→ **Given exercise**:
Examine the material below. Gather every line in which the string "Администрации" appears.

(Extracted data entries)

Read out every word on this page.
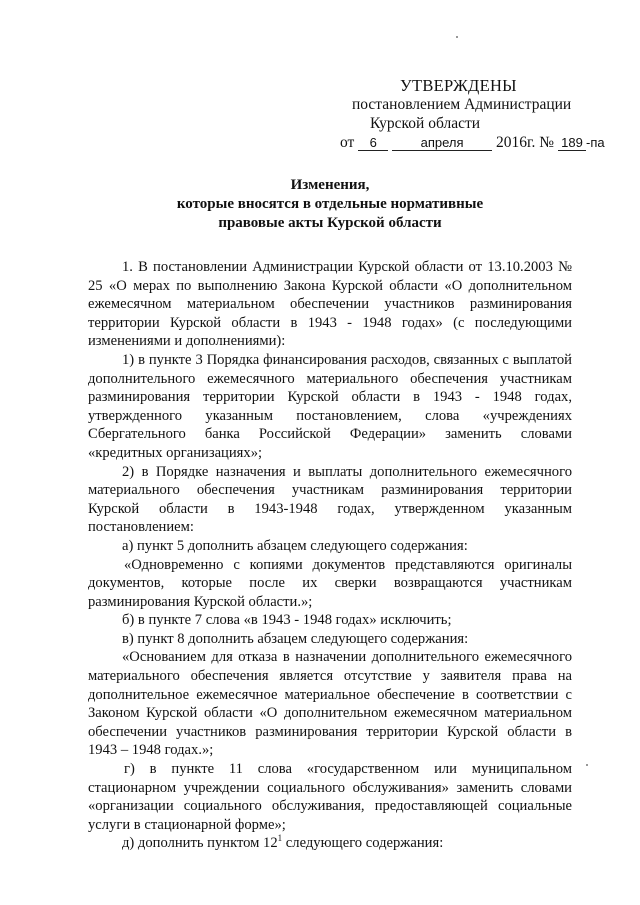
УТВЕРЖДЕНЫ
постановлением Администрации
Курской области
от 6	апреля 2016г. № 189 -па
Изменения,
которые вносятся в отдельные нормативные
правовые акты Курской области

1. В постановлении Администрации Курской области от 13.10.2003 № 25 «О мерах по выполнению Закона Курской области «О дополнительном ежемесячном материальном обеспечении участников разминирования территории Курской области в 1943 - 1948 годах» (с последующими изменениями и дополнениями):

1) в пункте 3 Порядка финансирования расходов, связанных с выплатой дополнительного ежемесячного материального обеспечения участникам разминирования территории Курской области в 1943 - 1948 годах, утвержденного указанным постановлением, слова «учреждениях Сбергательного банка Российской Федерации» заменить словами «кредитных организациях»;

2) в Порядке назначения и выплаты дополнительного ежемесячного материального обеспечения участникам разминирования территории Курской области в 1943-1948 годах, утвержденном указанным постановлением:

а) пункт 5 дополнить абзацем следующего содержания:

«Одновременно с копиями документов представляются оригиналы документов, которые после их сверки возвращаются участникам разминирования Курской области.»;

б) в пункте 7 слова «в 1943 - 1948 годах» исключить;

в) пункт 8 дополнить абзацем следующего содержания:

«Основанием для отказа в назначении дополнительного ежемесячного материального обеспечения является отсутствие у заявителя права на дополнительное ежемесячное материальное обеспечение в соответствии с Законом Курской области «О дополнительном ежемесячном материальном обеспечении участников разминирования территории Курской области в 1943 – 1948 годах.»;

г) в пункте 11 слова «государственном или муниципальном стационарном учреждении социального обслуживания» заменить словами «организации социального обслуживания, предоставляющей социальные услуги в стационарной форме»;

д) дополнить пунктом $12^1$ следующего содержания:
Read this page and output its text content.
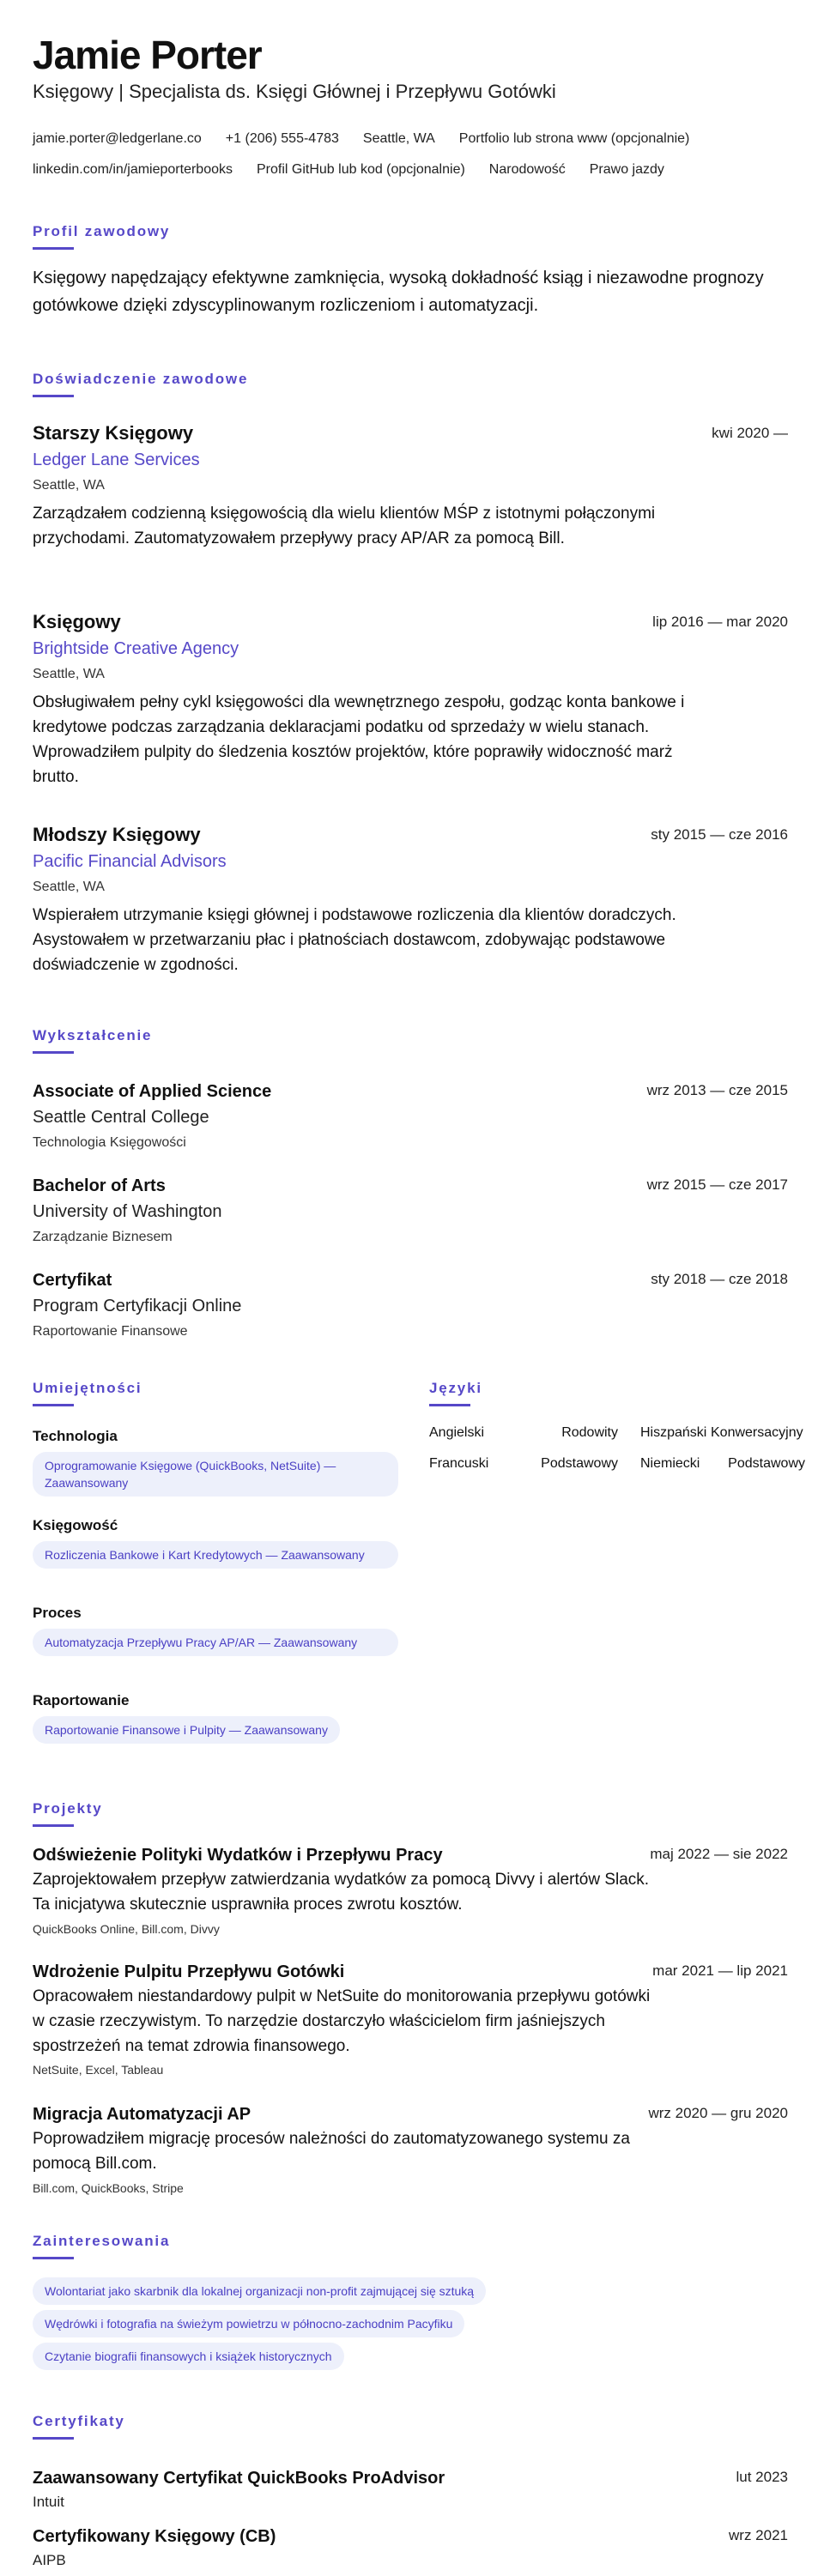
Jamie Porter
Księgowy | Specjalista ds. Księgi Głównej i Przepływu Gotówki
jamie.porter@ledgerlane.co +1 (206) 555-4783 Seattle, WA Portfolio lub strona www (opcjonalnie)
linkedin.com/in/jamieporterbooks Profil GitHub lub kod (opcjonalnie) Narodowość Prawo jazdy
Profil zawodowy
Księgowy napędzający efektywne zamknięcia, wysoką dokładność ksiąg i niezawodne prognozy gotówkowe dzięki zdyscyplinowanym rozliczeniom i automatyzacji.
Doświadczenie zawodowe
Starszy Księgowy	kwi 2020 —
Ledger Lane Services
Seattle, WA
Zarządzałem codzienną księgowością dla wielu klientów MŚP z istotnymi połączonymi przychodami. Zautomatyzowałem przepływy pracy AP/AR za pomocą Bill.
Księgowy	lip 2016 — mar 2020
Brightside Creative Agency
Seattle, WA
Obsługiwałem pełny cykl księgowości dla wewnętrznego zespołu, godząc konta bankowe i kredytowe podczas zarządzania deklaracjami podatku od sprzedaży w wielu stanach. Wprowadziłem pulpity do śledzenia kosztów projektów, które poprawiły widoczność marż brutto.
Młodszy Księgowy	sty 2015 — cze 2016
Pacific Financial Advisors
Seattle, WA
Wspierałem utrzymanie księgi głównej i podstawowe rozliczenia dla klientów doradczych. Asystowałem w przetwarzaniu płac i płatnościach dostawcom, zdobywając podstawowe doświadczenie w zgodności.
Wykształcenie
Associate of Applied Science	wrz 2013 — cze 2015
Seattle Central College
Technologia Księgowości
Bachelor of Arts	wrz 2015 — cze 2017
University of Washington
Zarządzanie Biznesem
Certyfikat	sty 2018 — cze 2018
Program Certyfikacji Online
Raportowanie Finansowe
Umiejętności
Technologia
Oprogramowanie Księgowe (QuickBooks, NetSuite) — Zaawansowany
Księgowość
Rozliczenia Bankowe i Kart Kredytowych — Zaawansowany
Proces
Automatyzacja Przepływu Pracy AP/AR — Zaawansowany
Raportowanie
Raportowanie Finansowe i Pulpity — Zaawansowany
Języki
Angielski	Rodowity Hiszpański Konwersacyjny
Francuski	Podstawowy Niemiecki Podstawowy
Projekty
Odświeżenie Polityki Wydatków i Przepływu Pracy	maj 2022 — sie 2022
Zaprojektowałem przepływ zatwierdzania wydatków za pomocą Divvy i alertów Slack. Ta inicjatywa skutecznie usprawniła proces zwrotu kosztów.
QuickBooks Online, Bill.com, Divvy
Wdrożenie Pulpitu Przepływu Gotówki	mar 2021 — lip 2021
Opracowałem niestandardowy pulpit w NetSuite do monitorowania przepływu gotówki w czasie rzeczywistym. To narzędzie dostarczyło właścicielom firm jaśniejszych spostrzeżeń na temat zdrowia finansowego.
NetSuite, Excel, Tableau
Migracja Automatyzacji AP	wrz 2020 — gru 2020
Poprowadziłem migrację procesów należności do zautomatyzowanego systemu za pomocą Bill.com.
Bill.com, QuickBooks, Stripe
Zainteresowania
Wolontariat jako skarbnik dla lokalnej organizacji non-profit zajmującej się sztuką
Wędrówki i fotografia na świeżym powietrzu w północno-zachodnim Pacyfiku
Czytanie biografii finansowych i książek historycznych
Certyfikaty
Zaawansowany Certyfikat QuickBooks ProAdvisor	lut 2023
Intuit
Certyfikowany Księgowy (CB)	wrz 2021
AIPB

→ **Task answer**:
постановлением Администрации
1. В постановлении Администрации Курской области от 13.10.2003 № 25 «О мерах по выполнению Закона Курской области «О дополнительном ежемесячном материальном обеспечении участников разминирования территории Курской области в 1943 - 1948 годах» (с последующими изменениями и дополнениями):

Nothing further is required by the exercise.